*MATERIAL:*
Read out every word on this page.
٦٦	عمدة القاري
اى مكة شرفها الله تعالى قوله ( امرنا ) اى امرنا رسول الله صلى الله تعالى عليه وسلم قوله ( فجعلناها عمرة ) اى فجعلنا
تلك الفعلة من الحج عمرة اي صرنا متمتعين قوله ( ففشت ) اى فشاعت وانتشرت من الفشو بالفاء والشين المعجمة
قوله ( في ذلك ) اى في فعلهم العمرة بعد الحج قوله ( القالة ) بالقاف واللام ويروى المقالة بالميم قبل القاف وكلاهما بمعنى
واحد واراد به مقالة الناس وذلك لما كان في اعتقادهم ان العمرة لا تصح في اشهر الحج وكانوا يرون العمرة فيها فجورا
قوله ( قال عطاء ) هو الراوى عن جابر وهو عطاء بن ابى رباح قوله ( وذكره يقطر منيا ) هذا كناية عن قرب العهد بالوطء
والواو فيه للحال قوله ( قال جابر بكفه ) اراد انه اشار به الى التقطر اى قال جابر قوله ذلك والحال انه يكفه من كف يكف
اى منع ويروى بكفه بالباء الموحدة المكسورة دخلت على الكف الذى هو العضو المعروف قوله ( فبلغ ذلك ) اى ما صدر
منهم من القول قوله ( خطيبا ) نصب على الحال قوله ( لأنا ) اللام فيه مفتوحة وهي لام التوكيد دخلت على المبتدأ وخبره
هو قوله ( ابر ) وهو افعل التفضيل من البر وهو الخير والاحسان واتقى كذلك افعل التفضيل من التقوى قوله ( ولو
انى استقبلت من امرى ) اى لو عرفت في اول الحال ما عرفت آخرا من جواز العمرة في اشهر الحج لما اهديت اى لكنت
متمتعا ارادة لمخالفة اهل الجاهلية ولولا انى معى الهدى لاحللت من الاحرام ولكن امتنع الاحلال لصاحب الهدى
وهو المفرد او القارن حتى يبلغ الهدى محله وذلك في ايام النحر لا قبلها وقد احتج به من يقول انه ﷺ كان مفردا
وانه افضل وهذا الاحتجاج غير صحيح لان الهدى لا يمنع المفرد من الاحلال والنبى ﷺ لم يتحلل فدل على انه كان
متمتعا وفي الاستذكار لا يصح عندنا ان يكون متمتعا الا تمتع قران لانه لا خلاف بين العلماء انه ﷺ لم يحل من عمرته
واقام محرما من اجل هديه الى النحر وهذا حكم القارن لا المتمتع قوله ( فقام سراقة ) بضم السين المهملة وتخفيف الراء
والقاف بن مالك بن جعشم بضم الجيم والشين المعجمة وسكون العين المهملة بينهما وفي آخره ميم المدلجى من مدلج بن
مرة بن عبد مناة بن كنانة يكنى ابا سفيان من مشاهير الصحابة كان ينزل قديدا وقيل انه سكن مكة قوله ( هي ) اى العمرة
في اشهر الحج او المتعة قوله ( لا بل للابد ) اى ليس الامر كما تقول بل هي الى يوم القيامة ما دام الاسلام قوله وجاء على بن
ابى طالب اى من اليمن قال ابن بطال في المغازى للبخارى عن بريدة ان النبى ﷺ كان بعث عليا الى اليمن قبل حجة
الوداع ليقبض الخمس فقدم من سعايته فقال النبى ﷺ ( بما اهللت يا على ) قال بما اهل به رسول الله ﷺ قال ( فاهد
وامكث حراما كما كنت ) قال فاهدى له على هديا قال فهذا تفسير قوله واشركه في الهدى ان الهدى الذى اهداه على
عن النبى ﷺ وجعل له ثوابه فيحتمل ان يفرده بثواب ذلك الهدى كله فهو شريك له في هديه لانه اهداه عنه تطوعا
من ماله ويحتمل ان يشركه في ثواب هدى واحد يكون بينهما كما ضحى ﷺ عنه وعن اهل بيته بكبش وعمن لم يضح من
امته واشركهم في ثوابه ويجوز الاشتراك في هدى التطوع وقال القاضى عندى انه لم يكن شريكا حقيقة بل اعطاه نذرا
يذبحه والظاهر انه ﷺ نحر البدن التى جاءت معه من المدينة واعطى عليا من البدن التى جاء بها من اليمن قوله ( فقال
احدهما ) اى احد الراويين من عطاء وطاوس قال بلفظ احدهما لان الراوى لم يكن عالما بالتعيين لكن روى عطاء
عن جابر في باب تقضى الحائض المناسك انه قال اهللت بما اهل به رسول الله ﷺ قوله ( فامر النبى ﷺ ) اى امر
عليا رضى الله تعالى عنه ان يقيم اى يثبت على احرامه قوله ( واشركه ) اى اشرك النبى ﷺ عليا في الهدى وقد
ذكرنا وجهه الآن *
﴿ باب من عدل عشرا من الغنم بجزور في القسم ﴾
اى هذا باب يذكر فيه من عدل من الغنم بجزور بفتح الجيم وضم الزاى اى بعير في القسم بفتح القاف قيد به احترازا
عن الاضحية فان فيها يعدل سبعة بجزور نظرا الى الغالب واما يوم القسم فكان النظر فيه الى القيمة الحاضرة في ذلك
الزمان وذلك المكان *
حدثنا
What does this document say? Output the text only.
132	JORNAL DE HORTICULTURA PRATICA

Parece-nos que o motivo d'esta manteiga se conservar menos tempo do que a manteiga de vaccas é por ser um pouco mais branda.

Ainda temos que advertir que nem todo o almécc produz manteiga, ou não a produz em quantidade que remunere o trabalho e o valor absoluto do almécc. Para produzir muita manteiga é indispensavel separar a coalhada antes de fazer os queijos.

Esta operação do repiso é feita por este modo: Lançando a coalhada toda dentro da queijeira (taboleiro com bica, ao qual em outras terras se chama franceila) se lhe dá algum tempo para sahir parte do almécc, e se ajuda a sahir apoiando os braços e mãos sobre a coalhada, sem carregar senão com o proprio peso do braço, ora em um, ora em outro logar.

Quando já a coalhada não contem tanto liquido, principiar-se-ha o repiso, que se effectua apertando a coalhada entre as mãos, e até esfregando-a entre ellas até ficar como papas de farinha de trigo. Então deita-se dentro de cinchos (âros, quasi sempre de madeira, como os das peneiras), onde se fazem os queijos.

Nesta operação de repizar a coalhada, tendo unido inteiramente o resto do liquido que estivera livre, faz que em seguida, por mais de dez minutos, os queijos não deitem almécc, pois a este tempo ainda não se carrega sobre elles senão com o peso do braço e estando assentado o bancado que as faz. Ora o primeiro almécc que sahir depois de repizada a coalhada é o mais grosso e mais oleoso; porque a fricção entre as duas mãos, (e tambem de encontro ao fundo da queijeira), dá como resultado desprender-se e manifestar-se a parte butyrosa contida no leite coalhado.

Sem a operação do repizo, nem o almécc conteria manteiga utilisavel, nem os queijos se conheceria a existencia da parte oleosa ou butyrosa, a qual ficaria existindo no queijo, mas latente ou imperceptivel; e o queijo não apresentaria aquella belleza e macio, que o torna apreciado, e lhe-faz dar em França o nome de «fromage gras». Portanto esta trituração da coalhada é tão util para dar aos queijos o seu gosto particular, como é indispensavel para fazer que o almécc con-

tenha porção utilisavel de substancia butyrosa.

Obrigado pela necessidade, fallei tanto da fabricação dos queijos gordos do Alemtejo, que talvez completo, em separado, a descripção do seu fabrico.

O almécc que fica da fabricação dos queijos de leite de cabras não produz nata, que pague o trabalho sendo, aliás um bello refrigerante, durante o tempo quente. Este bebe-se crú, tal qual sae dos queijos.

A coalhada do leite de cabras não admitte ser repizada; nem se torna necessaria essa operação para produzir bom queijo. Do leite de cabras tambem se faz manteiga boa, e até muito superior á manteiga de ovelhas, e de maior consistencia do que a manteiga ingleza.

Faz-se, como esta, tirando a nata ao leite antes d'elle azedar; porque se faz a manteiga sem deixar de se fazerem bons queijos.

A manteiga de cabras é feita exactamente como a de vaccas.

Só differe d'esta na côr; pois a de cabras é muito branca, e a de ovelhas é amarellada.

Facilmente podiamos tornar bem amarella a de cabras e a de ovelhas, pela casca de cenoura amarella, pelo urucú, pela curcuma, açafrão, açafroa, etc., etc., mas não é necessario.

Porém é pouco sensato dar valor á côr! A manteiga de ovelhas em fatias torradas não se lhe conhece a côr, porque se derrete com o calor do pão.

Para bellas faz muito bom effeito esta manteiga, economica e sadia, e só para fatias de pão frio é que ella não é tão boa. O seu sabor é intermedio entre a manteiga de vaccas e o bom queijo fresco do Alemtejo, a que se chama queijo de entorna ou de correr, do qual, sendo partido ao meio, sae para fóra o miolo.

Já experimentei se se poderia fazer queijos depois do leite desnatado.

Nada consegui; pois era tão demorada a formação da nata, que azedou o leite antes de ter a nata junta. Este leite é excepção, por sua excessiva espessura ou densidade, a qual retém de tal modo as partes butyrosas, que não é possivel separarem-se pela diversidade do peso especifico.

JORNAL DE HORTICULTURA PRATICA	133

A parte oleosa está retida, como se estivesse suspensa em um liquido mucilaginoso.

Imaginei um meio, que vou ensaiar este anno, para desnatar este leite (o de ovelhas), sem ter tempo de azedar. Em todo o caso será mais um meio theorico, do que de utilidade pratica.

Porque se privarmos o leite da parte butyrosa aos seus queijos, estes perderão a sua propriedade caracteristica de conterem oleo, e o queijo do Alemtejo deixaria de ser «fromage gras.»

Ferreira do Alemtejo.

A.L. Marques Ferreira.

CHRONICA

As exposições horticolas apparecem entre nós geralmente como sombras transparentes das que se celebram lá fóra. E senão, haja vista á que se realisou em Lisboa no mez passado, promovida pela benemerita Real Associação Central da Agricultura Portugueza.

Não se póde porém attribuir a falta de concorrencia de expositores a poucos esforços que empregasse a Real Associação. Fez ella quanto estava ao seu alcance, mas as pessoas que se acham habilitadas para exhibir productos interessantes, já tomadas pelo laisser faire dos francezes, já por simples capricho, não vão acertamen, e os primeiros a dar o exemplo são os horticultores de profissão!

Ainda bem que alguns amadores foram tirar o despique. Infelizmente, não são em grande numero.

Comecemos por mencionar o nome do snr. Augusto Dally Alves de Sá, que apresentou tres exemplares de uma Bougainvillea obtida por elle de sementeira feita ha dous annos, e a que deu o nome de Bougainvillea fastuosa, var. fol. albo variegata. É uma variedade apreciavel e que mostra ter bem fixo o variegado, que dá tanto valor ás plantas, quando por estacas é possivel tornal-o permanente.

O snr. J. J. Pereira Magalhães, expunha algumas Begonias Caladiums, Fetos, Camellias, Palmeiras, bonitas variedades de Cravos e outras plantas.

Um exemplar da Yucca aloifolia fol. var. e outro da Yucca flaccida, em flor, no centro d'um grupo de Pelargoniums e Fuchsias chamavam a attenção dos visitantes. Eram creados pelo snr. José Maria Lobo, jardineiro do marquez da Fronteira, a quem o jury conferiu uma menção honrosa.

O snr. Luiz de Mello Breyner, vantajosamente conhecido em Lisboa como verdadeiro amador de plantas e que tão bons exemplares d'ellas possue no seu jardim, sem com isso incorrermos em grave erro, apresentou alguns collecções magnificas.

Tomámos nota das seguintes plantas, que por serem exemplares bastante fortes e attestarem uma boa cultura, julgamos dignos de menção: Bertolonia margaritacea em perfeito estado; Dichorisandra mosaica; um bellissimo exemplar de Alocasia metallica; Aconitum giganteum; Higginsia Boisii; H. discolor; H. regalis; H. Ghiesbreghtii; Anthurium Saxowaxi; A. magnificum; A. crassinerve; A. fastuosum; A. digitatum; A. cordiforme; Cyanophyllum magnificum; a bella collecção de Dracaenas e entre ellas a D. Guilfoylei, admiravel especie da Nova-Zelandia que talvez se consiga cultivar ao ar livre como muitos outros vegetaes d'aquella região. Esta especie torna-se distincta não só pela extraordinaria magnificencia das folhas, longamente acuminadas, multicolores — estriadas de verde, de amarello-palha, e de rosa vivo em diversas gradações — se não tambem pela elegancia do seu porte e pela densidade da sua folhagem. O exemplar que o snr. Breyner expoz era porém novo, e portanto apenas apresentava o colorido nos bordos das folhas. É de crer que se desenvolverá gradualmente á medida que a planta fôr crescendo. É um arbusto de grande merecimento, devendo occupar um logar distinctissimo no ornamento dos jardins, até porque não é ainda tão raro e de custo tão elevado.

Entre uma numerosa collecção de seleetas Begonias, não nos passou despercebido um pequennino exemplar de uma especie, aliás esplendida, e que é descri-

*DIRECTIVE:* Where a line holds the string "this", copy that line.

*ANSWER TO THE EXERCISE:*
Read out every word on this page.
What does this document say? Output the text only.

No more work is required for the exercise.